• Material supplied:
## START
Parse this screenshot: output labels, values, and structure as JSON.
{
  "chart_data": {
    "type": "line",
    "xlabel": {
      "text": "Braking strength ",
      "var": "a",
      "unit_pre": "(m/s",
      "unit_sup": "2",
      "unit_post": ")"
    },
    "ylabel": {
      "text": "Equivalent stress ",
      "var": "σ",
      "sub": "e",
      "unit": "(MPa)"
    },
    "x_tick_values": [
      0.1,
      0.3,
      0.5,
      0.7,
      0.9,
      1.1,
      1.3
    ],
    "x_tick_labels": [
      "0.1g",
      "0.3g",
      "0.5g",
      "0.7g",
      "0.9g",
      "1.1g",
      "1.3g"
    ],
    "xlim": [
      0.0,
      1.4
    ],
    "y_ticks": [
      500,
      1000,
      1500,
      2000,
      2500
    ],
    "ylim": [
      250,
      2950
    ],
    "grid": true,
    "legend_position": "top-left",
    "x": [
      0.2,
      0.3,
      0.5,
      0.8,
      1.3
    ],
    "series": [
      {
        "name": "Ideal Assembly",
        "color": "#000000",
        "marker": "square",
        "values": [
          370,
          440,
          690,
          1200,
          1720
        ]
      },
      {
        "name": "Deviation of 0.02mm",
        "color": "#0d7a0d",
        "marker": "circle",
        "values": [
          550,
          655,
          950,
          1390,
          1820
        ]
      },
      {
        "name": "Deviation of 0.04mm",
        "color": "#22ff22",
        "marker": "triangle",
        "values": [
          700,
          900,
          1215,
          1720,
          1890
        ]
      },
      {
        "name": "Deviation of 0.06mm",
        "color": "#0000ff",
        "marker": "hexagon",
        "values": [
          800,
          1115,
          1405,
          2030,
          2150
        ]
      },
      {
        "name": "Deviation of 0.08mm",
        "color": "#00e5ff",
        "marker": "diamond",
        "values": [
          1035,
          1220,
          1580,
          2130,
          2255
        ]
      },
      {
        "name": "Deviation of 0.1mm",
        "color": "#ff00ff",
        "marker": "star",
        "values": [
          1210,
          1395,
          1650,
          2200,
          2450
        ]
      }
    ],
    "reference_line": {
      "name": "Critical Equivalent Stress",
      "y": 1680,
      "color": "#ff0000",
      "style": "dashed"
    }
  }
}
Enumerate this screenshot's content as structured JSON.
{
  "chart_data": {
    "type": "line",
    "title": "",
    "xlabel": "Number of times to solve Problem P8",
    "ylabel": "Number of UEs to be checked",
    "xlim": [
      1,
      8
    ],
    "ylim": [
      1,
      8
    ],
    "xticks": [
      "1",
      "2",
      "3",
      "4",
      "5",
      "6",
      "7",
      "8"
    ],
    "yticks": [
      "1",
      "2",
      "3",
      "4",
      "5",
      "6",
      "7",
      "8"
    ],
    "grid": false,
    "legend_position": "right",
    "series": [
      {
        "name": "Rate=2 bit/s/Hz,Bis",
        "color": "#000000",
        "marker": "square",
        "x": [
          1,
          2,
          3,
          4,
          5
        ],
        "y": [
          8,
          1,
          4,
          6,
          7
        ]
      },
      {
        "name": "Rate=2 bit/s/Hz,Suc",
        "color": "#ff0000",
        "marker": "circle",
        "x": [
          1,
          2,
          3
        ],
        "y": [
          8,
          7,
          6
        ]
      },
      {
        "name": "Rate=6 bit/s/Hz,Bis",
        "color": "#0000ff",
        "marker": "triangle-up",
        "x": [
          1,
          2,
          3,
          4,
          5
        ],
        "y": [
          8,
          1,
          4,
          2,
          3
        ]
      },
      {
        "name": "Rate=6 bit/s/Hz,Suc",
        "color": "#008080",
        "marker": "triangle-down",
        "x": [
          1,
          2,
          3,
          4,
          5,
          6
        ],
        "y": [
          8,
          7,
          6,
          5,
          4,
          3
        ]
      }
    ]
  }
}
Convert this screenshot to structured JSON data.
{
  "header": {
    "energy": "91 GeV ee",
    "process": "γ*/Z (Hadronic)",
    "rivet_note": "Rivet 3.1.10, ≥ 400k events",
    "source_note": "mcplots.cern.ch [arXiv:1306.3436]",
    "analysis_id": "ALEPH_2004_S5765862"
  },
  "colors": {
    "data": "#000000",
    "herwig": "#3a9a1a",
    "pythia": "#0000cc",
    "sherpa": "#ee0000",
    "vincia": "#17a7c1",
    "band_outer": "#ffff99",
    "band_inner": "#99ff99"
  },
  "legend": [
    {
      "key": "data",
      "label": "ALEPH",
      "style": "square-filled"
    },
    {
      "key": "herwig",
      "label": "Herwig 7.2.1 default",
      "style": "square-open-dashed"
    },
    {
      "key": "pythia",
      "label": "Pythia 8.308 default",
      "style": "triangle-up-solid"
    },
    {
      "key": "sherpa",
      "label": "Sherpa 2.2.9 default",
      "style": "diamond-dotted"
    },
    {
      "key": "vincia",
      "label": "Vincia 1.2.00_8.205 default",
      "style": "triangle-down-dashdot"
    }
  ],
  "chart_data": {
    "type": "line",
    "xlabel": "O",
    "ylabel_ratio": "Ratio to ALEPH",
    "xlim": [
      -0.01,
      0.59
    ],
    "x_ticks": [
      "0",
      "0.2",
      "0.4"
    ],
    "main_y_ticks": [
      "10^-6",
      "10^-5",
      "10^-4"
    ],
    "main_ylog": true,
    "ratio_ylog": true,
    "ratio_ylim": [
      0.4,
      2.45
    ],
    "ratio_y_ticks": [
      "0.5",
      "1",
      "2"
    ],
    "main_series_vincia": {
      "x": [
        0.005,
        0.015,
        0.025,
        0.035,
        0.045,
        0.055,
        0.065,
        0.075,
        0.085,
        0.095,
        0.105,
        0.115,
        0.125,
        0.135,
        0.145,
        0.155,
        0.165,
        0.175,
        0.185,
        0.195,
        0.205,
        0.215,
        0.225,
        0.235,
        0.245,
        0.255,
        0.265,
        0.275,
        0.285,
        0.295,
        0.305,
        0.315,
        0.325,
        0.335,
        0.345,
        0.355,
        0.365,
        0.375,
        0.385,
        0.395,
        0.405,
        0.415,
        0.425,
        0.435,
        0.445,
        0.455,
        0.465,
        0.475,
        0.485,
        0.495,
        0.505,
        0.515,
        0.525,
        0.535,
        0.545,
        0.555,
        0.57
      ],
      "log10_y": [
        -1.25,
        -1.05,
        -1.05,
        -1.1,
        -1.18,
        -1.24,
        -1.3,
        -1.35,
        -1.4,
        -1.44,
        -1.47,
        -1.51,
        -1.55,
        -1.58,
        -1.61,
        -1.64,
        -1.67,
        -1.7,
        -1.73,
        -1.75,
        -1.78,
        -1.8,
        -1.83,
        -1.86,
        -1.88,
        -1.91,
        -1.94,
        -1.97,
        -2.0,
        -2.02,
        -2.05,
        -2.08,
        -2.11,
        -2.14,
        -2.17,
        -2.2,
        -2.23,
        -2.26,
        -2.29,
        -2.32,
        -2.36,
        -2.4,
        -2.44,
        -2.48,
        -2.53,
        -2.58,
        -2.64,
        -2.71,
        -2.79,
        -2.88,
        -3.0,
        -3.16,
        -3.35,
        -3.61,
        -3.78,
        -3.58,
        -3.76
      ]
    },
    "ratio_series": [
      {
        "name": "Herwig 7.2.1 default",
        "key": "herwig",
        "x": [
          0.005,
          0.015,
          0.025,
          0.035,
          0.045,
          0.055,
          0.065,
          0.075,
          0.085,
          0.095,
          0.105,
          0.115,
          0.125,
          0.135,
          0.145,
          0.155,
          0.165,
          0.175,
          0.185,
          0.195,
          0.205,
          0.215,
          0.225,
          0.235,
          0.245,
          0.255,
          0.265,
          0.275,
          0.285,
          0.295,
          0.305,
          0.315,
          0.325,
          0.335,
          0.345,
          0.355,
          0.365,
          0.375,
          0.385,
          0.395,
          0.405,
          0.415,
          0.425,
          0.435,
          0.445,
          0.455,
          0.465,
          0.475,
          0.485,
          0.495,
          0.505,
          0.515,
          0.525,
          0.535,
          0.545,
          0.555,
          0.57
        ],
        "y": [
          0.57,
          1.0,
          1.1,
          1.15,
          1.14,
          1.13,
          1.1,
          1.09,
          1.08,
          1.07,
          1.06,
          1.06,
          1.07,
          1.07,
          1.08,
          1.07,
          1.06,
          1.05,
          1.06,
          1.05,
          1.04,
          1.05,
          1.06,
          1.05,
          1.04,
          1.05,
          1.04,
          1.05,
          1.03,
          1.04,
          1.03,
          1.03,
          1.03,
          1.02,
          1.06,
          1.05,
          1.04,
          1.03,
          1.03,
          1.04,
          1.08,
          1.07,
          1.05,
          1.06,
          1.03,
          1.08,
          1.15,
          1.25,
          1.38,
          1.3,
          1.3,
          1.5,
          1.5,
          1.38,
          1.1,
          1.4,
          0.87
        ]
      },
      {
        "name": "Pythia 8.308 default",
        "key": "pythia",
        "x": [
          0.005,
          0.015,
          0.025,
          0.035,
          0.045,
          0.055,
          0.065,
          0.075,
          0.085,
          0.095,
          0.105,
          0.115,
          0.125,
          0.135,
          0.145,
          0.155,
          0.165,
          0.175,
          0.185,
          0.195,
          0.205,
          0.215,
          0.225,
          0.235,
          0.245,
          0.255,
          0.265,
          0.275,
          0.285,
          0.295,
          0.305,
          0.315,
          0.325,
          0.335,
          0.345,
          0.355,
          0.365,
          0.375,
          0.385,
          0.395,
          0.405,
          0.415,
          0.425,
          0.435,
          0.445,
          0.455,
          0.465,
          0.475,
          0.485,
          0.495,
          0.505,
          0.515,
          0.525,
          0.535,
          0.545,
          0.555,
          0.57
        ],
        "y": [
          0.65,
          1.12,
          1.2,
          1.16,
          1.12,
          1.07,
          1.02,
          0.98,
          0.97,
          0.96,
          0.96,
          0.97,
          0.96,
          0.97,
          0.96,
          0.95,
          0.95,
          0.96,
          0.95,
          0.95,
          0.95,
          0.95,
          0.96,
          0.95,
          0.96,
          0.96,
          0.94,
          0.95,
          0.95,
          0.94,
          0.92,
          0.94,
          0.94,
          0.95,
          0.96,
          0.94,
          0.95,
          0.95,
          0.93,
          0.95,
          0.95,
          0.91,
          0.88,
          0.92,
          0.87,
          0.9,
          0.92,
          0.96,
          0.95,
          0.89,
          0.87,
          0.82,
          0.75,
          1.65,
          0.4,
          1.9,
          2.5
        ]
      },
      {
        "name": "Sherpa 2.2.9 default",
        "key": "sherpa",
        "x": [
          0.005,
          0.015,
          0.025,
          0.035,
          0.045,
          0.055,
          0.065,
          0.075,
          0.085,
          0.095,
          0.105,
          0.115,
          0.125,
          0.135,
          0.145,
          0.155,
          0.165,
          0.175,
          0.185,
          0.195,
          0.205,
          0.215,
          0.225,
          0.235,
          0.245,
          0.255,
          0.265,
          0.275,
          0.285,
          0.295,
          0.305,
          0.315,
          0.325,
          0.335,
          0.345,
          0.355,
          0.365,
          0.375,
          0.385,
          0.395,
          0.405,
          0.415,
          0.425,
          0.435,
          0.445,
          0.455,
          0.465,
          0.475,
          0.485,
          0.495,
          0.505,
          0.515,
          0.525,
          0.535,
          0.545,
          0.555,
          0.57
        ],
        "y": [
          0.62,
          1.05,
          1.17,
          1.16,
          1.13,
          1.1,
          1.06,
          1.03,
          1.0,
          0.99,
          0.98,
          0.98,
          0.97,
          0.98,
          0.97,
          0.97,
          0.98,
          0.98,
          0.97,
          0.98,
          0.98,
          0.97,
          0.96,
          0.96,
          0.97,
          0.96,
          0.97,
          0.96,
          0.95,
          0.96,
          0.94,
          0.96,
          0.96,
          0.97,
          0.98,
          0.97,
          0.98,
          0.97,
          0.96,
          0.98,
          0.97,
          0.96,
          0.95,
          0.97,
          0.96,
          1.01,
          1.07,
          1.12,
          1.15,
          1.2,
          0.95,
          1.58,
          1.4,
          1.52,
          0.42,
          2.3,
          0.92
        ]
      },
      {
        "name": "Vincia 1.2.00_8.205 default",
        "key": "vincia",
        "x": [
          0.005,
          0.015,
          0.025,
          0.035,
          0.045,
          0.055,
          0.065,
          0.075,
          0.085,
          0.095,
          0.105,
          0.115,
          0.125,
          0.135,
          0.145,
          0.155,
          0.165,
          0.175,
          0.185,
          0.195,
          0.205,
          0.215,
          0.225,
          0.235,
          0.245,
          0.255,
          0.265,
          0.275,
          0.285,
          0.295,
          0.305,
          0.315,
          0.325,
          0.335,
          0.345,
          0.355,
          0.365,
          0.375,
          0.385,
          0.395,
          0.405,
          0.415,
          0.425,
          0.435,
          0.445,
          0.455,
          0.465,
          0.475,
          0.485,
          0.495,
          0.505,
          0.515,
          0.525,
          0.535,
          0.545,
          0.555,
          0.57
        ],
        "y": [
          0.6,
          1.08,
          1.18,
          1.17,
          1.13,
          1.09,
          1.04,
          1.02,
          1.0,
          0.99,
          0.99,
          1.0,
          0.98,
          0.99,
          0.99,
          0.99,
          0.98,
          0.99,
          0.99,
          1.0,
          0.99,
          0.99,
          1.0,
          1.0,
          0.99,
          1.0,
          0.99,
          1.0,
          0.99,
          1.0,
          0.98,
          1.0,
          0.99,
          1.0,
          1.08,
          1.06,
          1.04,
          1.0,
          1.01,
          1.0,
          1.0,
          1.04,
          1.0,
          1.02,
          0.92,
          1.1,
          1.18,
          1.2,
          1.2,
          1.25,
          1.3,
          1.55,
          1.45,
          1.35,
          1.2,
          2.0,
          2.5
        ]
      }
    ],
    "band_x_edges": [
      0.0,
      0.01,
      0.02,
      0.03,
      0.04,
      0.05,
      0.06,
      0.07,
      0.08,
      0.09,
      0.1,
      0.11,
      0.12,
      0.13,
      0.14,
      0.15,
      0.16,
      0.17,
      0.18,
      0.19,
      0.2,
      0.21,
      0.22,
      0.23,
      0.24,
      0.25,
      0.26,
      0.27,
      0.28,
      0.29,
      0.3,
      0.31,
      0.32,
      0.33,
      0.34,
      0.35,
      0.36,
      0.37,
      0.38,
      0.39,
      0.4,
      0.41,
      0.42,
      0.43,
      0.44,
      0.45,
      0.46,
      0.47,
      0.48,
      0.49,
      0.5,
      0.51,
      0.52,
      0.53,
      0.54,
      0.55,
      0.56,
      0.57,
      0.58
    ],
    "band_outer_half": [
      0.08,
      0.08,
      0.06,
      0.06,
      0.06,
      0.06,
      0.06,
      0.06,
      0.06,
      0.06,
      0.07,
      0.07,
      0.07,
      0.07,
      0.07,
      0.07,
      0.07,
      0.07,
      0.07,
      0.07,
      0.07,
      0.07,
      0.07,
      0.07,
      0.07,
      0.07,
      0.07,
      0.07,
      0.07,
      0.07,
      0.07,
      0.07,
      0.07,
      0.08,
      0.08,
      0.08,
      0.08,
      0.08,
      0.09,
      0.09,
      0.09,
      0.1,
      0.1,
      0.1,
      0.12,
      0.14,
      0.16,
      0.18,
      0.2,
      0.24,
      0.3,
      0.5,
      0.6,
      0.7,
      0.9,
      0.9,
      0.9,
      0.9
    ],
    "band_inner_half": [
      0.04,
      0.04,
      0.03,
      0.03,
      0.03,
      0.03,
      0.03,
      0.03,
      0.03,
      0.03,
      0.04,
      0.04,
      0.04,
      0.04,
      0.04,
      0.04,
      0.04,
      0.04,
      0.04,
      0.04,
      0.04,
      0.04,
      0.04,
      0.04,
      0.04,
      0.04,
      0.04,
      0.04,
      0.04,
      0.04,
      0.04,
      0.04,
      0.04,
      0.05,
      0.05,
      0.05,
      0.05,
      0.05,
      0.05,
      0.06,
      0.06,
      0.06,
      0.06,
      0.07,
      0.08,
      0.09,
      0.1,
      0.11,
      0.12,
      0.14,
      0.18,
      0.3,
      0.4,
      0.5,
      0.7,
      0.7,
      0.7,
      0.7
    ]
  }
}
## END
• The task:
Give only the number of lines above that hold the string "xlabel".

• Exercise answer:
3